START Material to process

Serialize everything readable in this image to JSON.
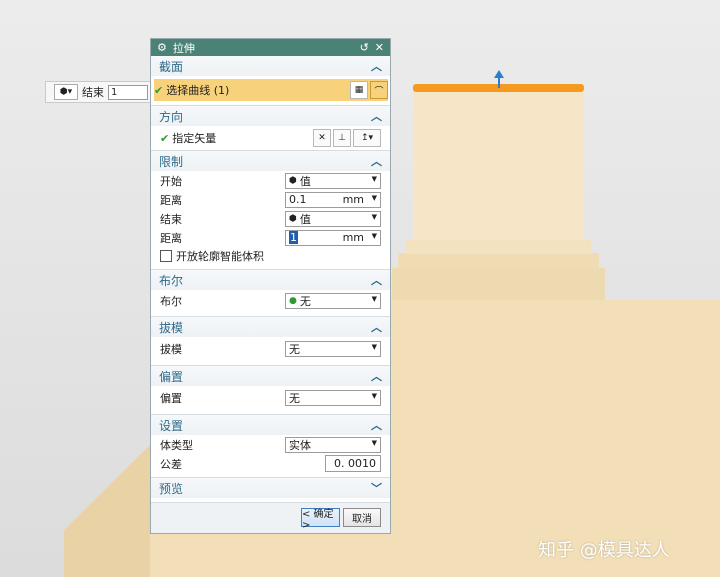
{
  "mini_toolbar": {
    "label": "结束",
    "value": "1"
  },
  "dialog": {
    "title": "拉伸",
    "section_section": {
      "header": "截面",
      "select_curve": "选择曲线 (1)"
    },
    "section_direction": {
      "header": "方向",
      "specify_vector": "指定矢量"
    },
    "section_limits": {
      "header": "限制",
      "start_label": "开始",
      "start_value": "值",
      "start_distance_label": "距离",
      "start_distance_value": "0.1",
      "start_distance_unit": "mm",
      "end_label": "结束",
      "end_value": "值",
      "end_distance_label": "距离",
      "end_distance_value": "1",
      "end_distance_unit": "mm",
      "open_profile_label": "开放轮廓智能体积"
    },
    "section_boolean": {
      "header": "布尔",
      "label": "布尔",
      "value": "无"
    },
    "section_draft": {
      "header": "拔模",
      "label": "拔模",
      "value": "无"
    },
    "section_offset": {
      "header": "偏置",
      "label": "偏置",
      "value": "无"
    },
    "section_settings": {
      "header": "设置",
      "body_type_label": "体类型",
      "body_type_value": "实体",
      "tolerance_label": "公差",
      "tolerance_value": "0. 0010"
    },
    "section_preview": {
      "header": "预览"
    },
    "ok_label": "< 确定 >",
    "cancel_label": "取消"
  },
  "watermark": "知乎 @模具达人",
  "colors": {
    "titlebar": "#4b8276",
    "selected": "#f7d27a",
    "highlight_edge": "#f59a1e",
    "model": "#f2dfb8"
  }
}
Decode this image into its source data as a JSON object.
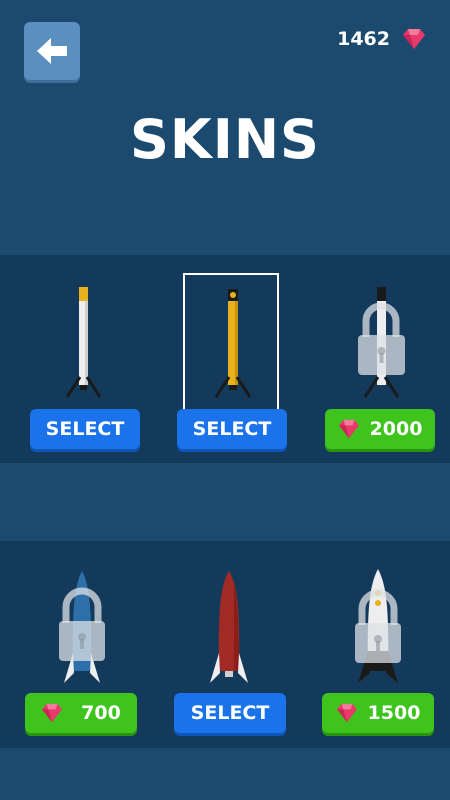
{
  "header": {
    "back_icon": "arrow-left-icon",
    "gem_count": "1462",
    "gem_icon": "ruby-gem-icon"
  },
  "title": "SKINS",
  "skins": [
    {
      "button_label": "SELECT",
      "button_type": "select",
      "locked": false,
      "selected": false,
      "price": ""
    },
    {
      "button_label": "SELECT",
      "button_type": "select",
      "locked": false,
      "selected": true,
      "price": ""
    },
    {
      "button_label": "2000",
      "button_type": "buy",
      "locked": true,
      "selected": false,
      "price": "2000"
    },
    {
      "button_label": "700",
      "button_type": "buy",
      "locked": true,
      "selected": false,
      "price": "700"
    },
    {
      "button_label": "SELECT",
      "button_type": "select",
      "locked": false,
      "selected": false,
      "price": ""
    },
    {
      "button_label": "1500",
      "button_type": "buy",
      "locked": true,
      "selected": false,
      "price": "1500"
    }
  ],
  "colors": {
    "background": "#1b4a6e",
    "shelf": "#143a5b",
    "select_button": "#1a73ea",
    "buy_button": "#3ec41c",
    "gem": "#e83a6a"
  }
}
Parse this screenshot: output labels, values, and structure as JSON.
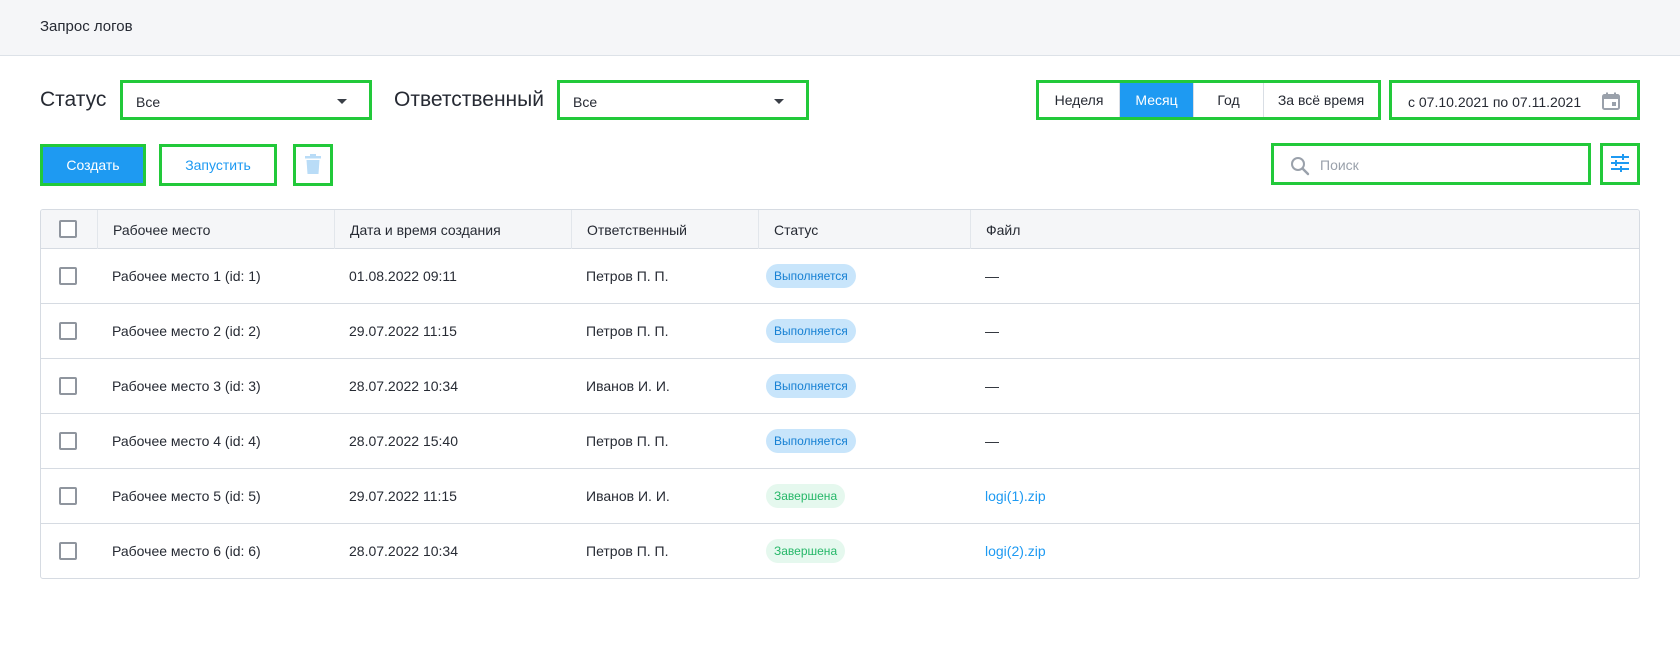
{
  "header": {
    "title": "Запрос логов"
  },
  "filters": {
    "status_label": "Статус",
    "status_value": "Все",
    "owner_label": "Ответственный",
    "owner_value": "Все"
  },
  "period": {
    "options": [
      "Неделя",
      "Месяц",
      "Год",
      "За всё время"
    ],
    "selected": "Месяц"
  },
  "date_range": {
    "value": "с 07.10.2021 по 07.11.2021"
  },
  "toolbar": {
    "create_label": "Создать",
    "run_label": "Запустить",
    "search_placeholder": "Поиск"
  },
  "table": {
    "columns": [
      "Рабочее место",
      "Дата и время создания",
      "Ответственный",
      "Статус",
      "Файл"
    ],
    "rows": [
      {
        "workplace": "Рабочее место 1 (id: 1)",
        "created": "01.08.2022 09:11",
        "owner": "Петров П. П.",
        "status": "Выполняется",
        "status_kind": "running",
        "file": "—"
      },
      {
        "workplace": "Рабочее место 2 (id: 2)",
        "created": "29.07.2022 11:15",
        "owner": "Петров П. П.",
        "status": "Выполняется",
        "status_kind": "running",
        "file": "—"
      },
      {
        "workplace": "Рабочее место 3 (id: 3)",
        "created": "28.07.2022 10:34",
        "owner": "Иванов И. И.",
        "status": "Выполняется",
        "status_kind": "running",
        "file": "—"
      },
      {
        "workplace": "Рабочее место 4 (id: 4)",
        "created": "28.07.2022 15:40",
        "owner": "Петров П. П.",
        "status": "Выполняется",
        "status_kind": "running",
        "file": "—"
      },
      {
        "workplace": "Рабочее место 5 (id: 5)",
        "created": "29.07.2022 11:15",
        "owner": "Иванов И. И.",
        "status": "Завершена",
        "status_kind": "done",
        "file": "logi(1).zip"
      },
      {
        "workplace": "Рабочее место 6 (id: 6)",
        "created": "28.07.2022 10:34",
        "owner": "Петров П. П.",
        "status": "Завершена",
        "status_kind": "done",
        "file": "logi(2).zip"
      }
    ]
  },
  "colors": {
    "accent": "#1e9af2",
    "running_badge_bg": "#c8e5fb",
    "done_badge_bg": "#e5f8ee",
    "highlight": "#22c93a"
  },
  "icons": {
    "caret": "chevron-down-icon",
    "calendar": "calendar-icon",
    "delete": "trash-icon",
    "search": "search-icon",
    "filter": "filter-sliders-icon"
  }
}
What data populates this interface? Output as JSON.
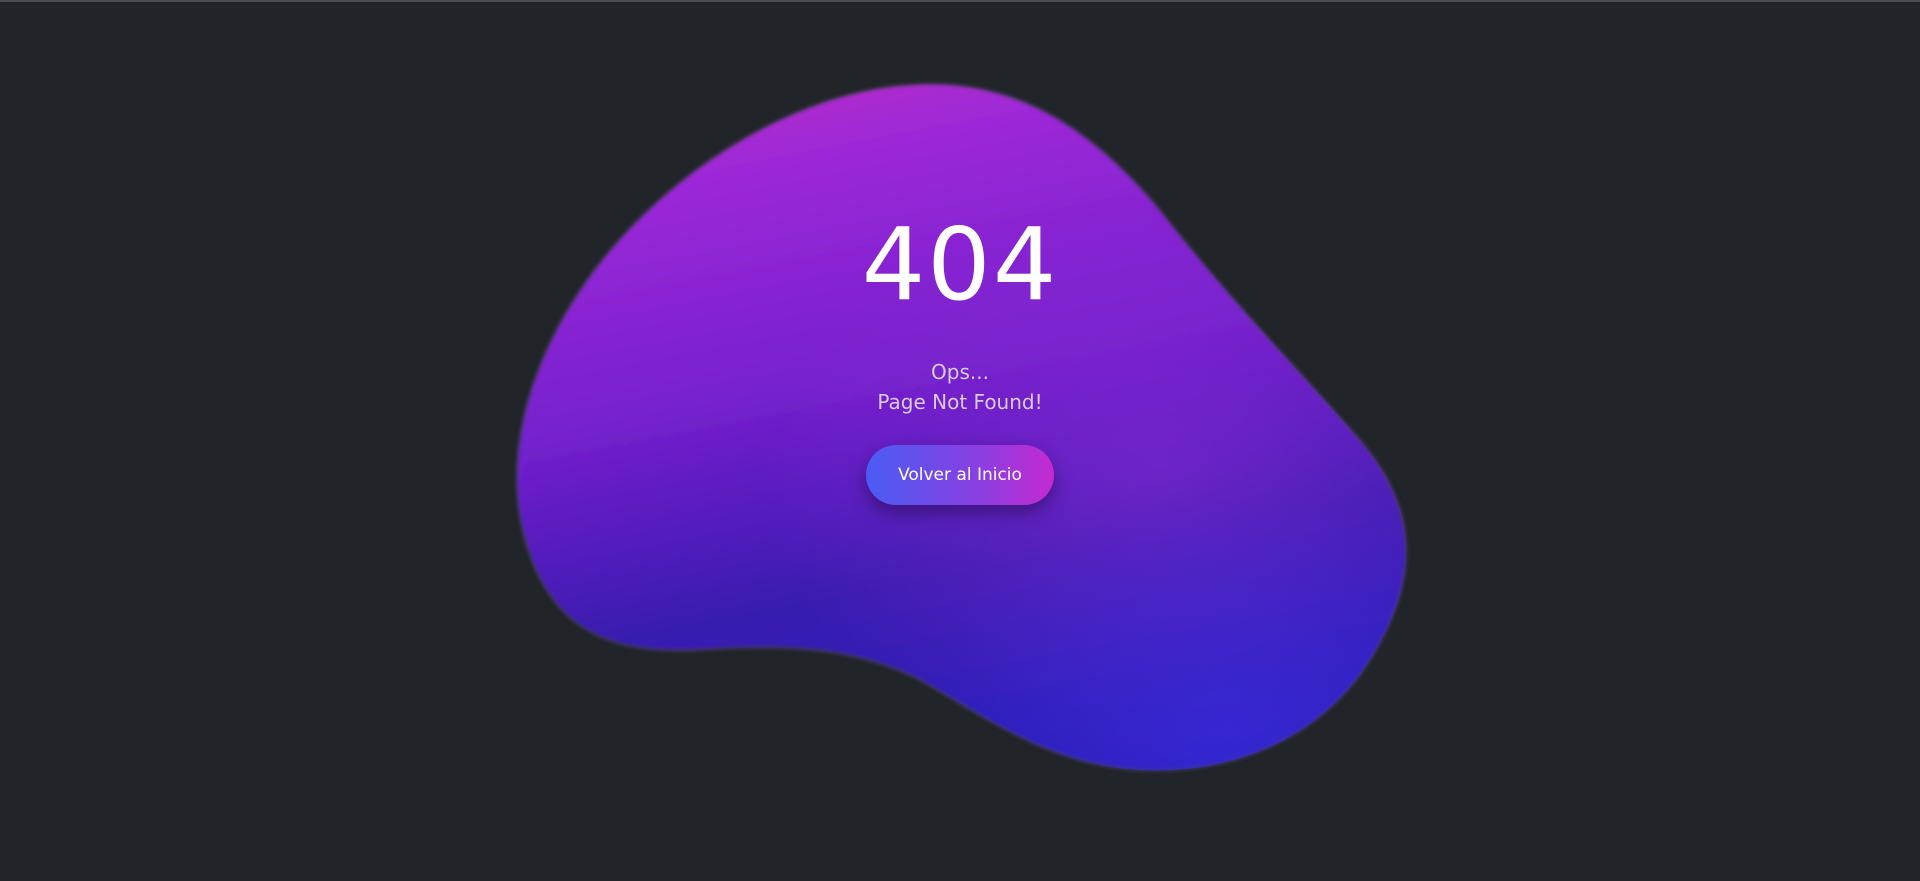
{
  "error": {
    "code": "404",
    "message_line1": "Ops...",
    "message_line2": "Page Not Found!"
  },
  "actions": {
    "home_button_label": "Volver al Inicio"
  },
  "colors": {
    "background": "#212428",
    "blob_top": "#b733c4",
    "blob_mid": "#7e22ce",
    "blob_bottom": "#2e1fb0",
    "button_start": "#4a5cf4",
    "button_end": "#c42ad0"
  }
}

END Material to process

Set task
Copy every record above exactly, leaving out the pictures.

Exercise response
Serialize everything readable in this image to JSON.
{
  "mini_toolbar": {
    "label": "结束",
    "value": "1"
  },
  "dialog": {
    "title": "拉伸",
    "section_section": {
      "header": "截面",
      "select_curve": "选择曲线 (1)"
    },
    "section_direction": {
      "header": "方向",
      "specify_vector": "指定矢量"
    },
    "section_limits": {
      "header": "限制",
      "start_label": "开始",
      "start_value": "值",
      "start_distance_label": "距离",
      "start_distance_value": "0.1",
      "start_distance_unit": "mm",
      "end_label": "结束",
      "end_value": "值",
      "end_distance_label": "距离",
      "end_distance_value": "1",
      "end_distance_unit": "mm",
      "open_profile_label": "开放轮廓智能体积"
    },
    "section_boolean": {
      "header": "布尔",
      "label": "布尔",
      "value": "无"
    },
    "section_draft": {
      "header": "拔模",
      "label": "拔模",
      "value": "无"
    },
    "section_offset": {
      "header": "偏置",
      "label": "偏置",
      "value": "无"
    },
    "section_settings": {
      "header": "设置",
      "body_type_label": "体类型",
      "body_type_value": "实体",
      "tolerance_label": "公差",
      "tolerance_value": "0. 0010"
    },
    "section_preview": {
      "header": "预览"
    },
    "ok_label": "< 确定 >",
    "cancel_label": "取消"
  },
  "watermark": "知乎 @模具达人",
  "colors": {
    "titlebar": "#4b8276",
    "selected": "#f7d27a",
    "highlight_edge": "#f59a1e",
    "model": "#f2dfb8"
  }
}
Decode this image into its source data as a JSON object.
{
  "header": {
    "back_icon": "arrow-left-icon",
    "gem_count": "1462",
    "gem_icon": "ruby-gem-icon"
  },
  "title": "SKINS",
  "skins": [
    {
      "button_label": "SELECT",
      "button_type": "select",
      "locked": false,
      "selected": false,
      "price": ""
    },
    {
      "button_label": "SELECT",
      "button_type": "select",
      "locked": false,
      "selected": true,
      "price": ""
    },
    {
      "button_label": "2000",
      "button_type": "buy",
      "locked": true,
      "selected": false,
      "price": "2000"
    },
    {
      "button_label": "700",
      "button_type": "buy",
      "locked": true,
      "selected": false,
      "price": "700"
    },
    {
      "button_label": "SELECT",
      "button_type": "select",
      "locked": false,
      "selected": false,
      "price": ""
    },
    {
      "button_label": "1500",
      "button_type": "buy",
      "locked": true,
      "selected": false,
      "price": "1500"
    }
  ],
  "colors": {
    "background": "#1b4a6e",
    "shelf": "#143a5b",
    "select_button": "#1a73ea",
    "buy_button": "#3ec41c",
    "gem": "#e83a6a"
  }
}
Parse this screenshot: output labels, values, and structure as JSON.
{
  "header": {
    "title": "Запрос логов"
  },
  "filters": {
    "status_label": "Статус",
    "status_value": "Все",
    "owner_label": "Ответственный",
    "owner_value": "Все"
  },
  "period": {
    "options": [
      "Неделя",
      "Месяц",
      "Год",
      "За всё время"
    ],
    "selected": "Месяц"
  },
  "date_range": {
    "value": "с 07.10.2021 по 07.11.2021"
  },
  "toolbar": {
    "create_label": "Создать",
    "run_label": "Запустить",
    "search_placeholder": "Поиск"
  },
  "table": {
    "columns": [
      "Рабочее место",
      "Дата и время создания",
      "Ответственный",
      "Статус",
      "Файл"
    ],
    "rows": [
      {
        "workplace": "Рабочее место 1 (id: 1)",
        "created": "01.08.2022 09:11",
        "owner": "Петров П. П.",
        "status": "Выполняется",
        "status_kind": "running",
        "file": "—"
      },
      {
        "workplace": "Рабочее место 2 (id: 2)",
        "created": "29.07.2022 11:15",
        "owner": "Петров П. П.",
        "status": "Выполняется",
        "status_kind": "running",
        "file": "—"
      },
      {
        "workplace": "Рабочее место 3 (id: 3)",
        "created": "28.07.2022 10:34",
        "owner": "Иванов И. И.",
        "status": "Выполняется",
        "status_kind": "running",
        "file": "—"
      },
      {
        "workplace": "Рабочее место 4 (id: 4)",
        "created": "28.07.2022 15:40",
        "owner": "Петров П. П.",
        "status": "Выполняется",
        "status_kind": "running",
        "file": "—"
      },
      {
        "workplace": "Рабочее место 5 (id: 5)",
        "created": "29.07.2022 11:15",
        "owner": "Иванов И. И.",
        "status": "Завершена",
        "status_kind": "done",
        "file": "logi(1).zip"
      },
      {
        "workplace": "Рабочее место 6 (id: 6)",
        "created": "28.07.2022 10:34",
        "owner": "Петров П. П.",
        "status": "Завершена",
        "status_kind": "done",
        "file": "logi(2).zip"
      }
    ]
  },
  "colors": {
    "accent": "#1e9af2",
    "running_badge_bg": "#c8e5fb",
    "done_badge_bg": "#e5f8ee",
    "highlight": "#22c93a"
  },
  "icons": {
    "caret": "chevron-down-icon",
    "calendar": "calendar-icon",
    "delete": "trash-icon",
    "search": "search-icon",
    "filter": "filter-sliders-icon"
  }
}
What data populates this interface? Output as JSON.
{
  "error": {
    "code": "404",
    "message_line1": "Ops...",
    "message_line2": "Page Not Found!"
  },
  "actions": {
    "home_button_label": "Volver al Inicio"
  },
  "colors": {
    "background": "#212428",
    "blob_top": "#b733c4",
    "blob_mid": "#7e22ce",
    "blob_bottom": "#2e1fb0",
    "button_start": "#4a5cf4",
    "button_end": "#c42ad0"
  }
}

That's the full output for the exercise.